* **Challenge**:
Reproduce each line from the records that holds "Associer".
......
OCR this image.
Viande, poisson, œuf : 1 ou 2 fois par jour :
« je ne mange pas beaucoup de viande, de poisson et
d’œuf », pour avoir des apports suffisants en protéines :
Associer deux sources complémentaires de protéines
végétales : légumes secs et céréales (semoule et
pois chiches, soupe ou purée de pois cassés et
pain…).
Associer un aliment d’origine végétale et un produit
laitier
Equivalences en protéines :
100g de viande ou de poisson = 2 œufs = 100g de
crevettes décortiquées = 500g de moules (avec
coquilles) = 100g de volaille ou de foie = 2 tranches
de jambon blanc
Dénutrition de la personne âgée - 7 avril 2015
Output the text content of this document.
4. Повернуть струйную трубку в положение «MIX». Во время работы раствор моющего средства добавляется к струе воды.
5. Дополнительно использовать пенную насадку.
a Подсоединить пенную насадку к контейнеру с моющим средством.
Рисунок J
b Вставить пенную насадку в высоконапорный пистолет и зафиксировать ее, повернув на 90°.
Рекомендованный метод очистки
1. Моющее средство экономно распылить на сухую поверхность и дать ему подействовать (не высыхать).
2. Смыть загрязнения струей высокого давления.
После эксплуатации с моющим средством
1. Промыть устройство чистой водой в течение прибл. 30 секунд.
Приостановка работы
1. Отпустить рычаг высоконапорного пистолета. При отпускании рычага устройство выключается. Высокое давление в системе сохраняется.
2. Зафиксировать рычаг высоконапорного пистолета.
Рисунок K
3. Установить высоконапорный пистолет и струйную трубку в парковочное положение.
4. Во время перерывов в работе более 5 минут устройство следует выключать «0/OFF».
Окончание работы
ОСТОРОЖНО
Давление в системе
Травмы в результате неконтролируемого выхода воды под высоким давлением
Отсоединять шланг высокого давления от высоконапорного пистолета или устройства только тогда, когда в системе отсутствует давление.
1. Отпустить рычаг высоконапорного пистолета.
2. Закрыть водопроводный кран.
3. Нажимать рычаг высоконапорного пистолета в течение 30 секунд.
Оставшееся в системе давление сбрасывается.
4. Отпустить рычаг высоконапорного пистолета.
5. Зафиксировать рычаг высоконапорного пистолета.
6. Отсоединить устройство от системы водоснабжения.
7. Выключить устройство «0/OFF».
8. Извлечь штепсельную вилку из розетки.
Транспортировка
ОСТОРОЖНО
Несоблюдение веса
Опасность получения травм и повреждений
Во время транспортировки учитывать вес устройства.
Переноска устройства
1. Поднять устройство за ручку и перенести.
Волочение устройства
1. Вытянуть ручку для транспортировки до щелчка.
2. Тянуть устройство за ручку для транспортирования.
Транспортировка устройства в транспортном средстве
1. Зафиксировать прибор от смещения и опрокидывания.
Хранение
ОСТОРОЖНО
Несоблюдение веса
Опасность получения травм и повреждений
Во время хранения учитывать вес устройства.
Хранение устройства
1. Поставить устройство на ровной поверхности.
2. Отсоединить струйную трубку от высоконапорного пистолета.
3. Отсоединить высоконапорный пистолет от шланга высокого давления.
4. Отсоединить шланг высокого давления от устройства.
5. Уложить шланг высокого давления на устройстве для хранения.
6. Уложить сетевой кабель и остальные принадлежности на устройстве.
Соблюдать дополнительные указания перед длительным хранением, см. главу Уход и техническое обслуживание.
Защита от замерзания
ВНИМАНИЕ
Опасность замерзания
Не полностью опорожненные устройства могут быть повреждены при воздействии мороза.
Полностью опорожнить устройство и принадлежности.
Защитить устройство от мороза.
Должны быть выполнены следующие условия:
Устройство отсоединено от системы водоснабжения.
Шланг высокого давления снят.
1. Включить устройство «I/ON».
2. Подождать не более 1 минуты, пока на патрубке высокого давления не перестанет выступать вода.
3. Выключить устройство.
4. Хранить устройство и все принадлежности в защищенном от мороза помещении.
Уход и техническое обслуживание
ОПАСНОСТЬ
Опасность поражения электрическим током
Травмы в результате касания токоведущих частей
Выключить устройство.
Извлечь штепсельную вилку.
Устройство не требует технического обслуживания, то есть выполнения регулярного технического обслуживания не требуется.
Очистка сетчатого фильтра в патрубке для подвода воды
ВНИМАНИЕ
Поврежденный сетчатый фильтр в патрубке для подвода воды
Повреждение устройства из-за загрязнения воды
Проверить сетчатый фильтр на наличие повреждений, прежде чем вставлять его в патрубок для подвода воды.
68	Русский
......
* **Exercise result**:
Associer deux sources complémentaires de protéines
Associer un aliment d’origine végétale et un produit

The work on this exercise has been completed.